Problem:
Extract the listing below in full, unchanged.

[Saved data entries]
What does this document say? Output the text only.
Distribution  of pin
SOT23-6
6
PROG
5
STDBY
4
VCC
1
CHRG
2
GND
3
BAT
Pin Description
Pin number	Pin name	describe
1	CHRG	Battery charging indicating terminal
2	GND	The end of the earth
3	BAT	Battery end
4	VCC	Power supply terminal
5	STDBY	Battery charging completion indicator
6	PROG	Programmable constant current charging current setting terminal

Task answer:
What does this document say? Output the text only.
Distribution  of pin
SOT23-6
6
PROG
5
STDBY
4
VCC
1
CHRG
2
GND
3
BAT
Pin Description
Pin number	Pin name	describe
1	CHRG	Battery charging indicating terminal
2	GND	The end of the earth
3	BAT	Battery end
4	VCC	Power supply terminal
5	STDBY	Battery charging completion indicator
6	PROG	Programmable constant current charging current setting terminal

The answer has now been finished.